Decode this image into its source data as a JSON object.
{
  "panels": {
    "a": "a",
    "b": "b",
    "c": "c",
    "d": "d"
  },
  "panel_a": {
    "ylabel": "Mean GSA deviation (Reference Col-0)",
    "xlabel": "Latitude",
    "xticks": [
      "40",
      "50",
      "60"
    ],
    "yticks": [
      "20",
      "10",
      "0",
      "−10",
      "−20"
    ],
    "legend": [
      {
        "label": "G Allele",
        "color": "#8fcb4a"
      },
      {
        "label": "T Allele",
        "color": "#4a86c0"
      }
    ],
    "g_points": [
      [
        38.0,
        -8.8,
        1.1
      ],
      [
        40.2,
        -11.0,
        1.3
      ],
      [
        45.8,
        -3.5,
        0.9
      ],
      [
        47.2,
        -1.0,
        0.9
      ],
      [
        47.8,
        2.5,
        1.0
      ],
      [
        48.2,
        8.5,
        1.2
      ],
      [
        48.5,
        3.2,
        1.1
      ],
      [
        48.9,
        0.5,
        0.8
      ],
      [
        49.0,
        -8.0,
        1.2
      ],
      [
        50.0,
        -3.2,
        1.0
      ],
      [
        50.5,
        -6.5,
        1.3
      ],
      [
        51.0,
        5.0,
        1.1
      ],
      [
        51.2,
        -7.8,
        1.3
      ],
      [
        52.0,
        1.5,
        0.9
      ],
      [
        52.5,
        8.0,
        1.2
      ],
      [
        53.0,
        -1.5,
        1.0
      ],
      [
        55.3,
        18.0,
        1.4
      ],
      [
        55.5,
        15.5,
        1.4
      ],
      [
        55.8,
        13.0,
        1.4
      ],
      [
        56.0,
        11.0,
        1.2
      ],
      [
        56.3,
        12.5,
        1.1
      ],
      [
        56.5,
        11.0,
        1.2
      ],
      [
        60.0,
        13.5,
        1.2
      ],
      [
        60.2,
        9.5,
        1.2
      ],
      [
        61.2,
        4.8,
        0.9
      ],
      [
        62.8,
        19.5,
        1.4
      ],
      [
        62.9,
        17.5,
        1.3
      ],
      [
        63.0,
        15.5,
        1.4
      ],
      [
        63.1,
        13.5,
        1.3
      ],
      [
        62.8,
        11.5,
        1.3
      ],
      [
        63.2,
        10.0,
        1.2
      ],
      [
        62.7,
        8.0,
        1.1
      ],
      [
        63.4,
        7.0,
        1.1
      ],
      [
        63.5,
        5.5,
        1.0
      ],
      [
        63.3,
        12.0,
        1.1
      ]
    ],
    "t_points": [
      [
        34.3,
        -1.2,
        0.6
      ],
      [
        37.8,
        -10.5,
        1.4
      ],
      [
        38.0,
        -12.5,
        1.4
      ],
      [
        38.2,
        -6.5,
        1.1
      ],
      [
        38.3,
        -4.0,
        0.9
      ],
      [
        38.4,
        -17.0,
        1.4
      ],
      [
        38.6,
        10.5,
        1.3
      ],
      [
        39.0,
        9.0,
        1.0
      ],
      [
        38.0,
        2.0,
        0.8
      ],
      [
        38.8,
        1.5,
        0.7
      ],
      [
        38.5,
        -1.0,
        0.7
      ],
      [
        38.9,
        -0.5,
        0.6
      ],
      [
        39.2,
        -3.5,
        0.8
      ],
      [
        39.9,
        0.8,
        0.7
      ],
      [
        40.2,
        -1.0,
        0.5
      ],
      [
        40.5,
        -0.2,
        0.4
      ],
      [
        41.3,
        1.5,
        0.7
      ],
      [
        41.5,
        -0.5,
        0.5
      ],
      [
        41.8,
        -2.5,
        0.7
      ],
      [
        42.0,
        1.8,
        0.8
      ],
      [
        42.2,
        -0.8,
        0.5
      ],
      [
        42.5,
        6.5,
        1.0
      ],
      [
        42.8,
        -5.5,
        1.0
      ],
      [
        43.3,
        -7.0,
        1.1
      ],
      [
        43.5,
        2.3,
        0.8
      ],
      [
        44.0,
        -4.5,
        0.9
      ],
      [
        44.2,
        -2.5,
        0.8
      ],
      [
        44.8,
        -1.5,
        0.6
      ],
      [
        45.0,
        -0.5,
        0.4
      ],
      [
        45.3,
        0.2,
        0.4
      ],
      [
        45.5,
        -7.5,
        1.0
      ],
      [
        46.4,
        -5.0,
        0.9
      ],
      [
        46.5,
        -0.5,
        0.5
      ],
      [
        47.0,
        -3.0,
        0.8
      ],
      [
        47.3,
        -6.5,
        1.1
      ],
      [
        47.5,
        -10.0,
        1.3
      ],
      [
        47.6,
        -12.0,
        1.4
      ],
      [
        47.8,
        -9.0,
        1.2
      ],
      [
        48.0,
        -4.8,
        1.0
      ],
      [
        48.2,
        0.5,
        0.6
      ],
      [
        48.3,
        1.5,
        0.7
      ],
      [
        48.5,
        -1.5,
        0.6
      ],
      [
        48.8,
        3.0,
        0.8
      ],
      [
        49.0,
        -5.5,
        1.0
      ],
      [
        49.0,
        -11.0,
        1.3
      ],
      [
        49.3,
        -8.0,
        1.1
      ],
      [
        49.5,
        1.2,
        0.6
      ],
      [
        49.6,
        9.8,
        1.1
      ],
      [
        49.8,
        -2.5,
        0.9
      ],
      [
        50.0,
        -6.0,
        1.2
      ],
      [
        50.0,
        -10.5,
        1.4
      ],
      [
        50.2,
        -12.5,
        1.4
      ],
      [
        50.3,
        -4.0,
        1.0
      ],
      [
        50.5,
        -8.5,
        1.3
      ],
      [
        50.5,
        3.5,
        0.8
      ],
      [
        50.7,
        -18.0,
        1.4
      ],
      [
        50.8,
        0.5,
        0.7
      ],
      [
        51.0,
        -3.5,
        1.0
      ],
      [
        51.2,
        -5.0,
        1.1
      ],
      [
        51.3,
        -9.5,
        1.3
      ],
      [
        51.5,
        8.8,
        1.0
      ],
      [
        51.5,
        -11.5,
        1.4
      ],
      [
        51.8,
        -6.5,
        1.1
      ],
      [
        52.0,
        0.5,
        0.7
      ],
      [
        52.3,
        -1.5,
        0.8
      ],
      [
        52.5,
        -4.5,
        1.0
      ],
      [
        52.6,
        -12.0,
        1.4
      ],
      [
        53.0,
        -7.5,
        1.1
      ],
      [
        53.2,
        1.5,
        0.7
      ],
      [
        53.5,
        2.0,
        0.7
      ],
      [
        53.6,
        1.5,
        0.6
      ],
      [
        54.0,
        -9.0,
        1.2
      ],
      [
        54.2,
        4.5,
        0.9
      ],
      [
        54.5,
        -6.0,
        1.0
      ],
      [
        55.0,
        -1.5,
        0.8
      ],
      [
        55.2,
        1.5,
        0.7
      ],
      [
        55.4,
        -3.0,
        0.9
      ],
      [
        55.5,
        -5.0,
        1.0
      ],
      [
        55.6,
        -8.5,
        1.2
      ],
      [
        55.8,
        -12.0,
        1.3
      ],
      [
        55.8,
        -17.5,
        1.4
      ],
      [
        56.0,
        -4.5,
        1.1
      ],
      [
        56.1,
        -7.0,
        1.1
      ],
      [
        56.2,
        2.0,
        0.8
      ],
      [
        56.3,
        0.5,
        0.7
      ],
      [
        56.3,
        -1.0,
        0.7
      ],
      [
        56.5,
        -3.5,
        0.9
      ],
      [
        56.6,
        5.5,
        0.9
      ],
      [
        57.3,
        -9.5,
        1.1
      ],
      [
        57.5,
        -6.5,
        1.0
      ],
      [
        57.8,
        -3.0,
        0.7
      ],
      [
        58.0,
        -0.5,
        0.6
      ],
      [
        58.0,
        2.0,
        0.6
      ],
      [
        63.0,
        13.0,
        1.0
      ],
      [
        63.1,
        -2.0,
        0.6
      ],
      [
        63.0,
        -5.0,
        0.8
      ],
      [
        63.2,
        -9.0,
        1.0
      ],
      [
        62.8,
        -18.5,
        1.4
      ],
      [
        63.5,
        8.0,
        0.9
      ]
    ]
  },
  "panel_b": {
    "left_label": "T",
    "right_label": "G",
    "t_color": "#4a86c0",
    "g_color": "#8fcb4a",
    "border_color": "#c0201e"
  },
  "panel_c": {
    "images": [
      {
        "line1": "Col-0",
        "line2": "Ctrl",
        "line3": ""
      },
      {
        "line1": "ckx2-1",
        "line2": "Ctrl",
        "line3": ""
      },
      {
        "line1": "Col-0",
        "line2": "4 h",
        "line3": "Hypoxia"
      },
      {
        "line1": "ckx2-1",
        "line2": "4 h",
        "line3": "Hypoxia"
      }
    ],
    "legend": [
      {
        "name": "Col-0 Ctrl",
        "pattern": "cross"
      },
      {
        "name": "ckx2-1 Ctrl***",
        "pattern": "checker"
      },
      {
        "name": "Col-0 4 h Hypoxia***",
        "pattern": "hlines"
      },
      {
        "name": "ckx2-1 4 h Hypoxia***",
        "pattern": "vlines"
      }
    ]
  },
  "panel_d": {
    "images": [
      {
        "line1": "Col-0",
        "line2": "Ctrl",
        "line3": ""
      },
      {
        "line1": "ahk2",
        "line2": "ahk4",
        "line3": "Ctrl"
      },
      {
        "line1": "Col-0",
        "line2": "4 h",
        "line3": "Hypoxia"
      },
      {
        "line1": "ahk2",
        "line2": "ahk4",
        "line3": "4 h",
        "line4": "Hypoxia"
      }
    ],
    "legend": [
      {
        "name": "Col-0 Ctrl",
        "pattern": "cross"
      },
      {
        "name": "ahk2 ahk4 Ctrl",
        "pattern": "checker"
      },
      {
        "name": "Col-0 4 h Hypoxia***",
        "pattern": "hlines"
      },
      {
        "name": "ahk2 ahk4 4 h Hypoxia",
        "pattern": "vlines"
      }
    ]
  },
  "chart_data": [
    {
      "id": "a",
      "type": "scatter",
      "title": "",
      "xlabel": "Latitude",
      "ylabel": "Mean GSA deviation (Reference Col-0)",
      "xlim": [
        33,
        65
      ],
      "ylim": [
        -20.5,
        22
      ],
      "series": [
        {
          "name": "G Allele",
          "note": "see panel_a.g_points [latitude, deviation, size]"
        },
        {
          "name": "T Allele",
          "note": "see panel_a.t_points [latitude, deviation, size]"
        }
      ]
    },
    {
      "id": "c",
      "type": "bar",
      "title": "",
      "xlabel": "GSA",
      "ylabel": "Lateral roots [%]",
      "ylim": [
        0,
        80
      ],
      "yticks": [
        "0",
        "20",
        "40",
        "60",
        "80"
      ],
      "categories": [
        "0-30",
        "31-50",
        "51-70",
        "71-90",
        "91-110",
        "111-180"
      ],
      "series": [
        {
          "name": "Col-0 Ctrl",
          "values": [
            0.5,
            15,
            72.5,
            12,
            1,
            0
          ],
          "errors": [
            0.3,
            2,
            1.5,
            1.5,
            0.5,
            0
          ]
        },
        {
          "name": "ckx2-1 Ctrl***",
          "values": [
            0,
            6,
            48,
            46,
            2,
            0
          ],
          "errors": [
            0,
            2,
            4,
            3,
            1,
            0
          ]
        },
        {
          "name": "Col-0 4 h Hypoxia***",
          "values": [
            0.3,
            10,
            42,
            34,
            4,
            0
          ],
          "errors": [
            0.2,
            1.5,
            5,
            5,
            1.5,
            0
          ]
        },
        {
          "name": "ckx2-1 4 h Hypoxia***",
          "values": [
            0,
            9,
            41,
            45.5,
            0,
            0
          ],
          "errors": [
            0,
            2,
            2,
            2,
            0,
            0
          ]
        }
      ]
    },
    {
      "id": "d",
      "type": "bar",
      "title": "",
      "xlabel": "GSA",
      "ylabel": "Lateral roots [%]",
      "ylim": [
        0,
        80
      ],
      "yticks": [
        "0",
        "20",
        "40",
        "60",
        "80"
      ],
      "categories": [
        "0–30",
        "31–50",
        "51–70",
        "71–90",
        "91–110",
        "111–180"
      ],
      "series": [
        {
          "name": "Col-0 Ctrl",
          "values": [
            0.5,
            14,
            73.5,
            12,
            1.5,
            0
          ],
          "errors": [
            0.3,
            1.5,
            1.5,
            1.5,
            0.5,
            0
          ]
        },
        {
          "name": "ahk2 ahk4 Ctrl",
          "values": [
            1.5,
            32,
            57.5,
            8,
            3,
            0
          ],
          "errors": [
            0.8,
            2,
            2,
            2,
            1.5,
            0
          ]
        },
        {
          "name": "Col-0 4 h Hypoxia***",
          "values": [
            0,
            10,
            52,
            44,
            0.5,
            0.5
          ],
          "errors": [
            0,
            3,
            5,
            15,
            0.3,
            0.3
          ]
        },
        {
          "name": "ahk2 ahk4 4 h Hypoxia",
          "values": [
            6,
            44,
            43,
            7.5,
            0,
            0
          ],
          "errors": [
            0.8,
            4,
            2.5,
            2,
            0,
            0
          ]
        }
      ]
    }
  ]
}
○ ○ ○ ○ ○ ○ ○
◆ **Do this**:
Identify and copy lines that hold the string "Allele".

◆ **Result of the task**:
        "label": "G Allele",
        "label": "T Allele",
          "name": "G Allele",
          "name": "T Allele",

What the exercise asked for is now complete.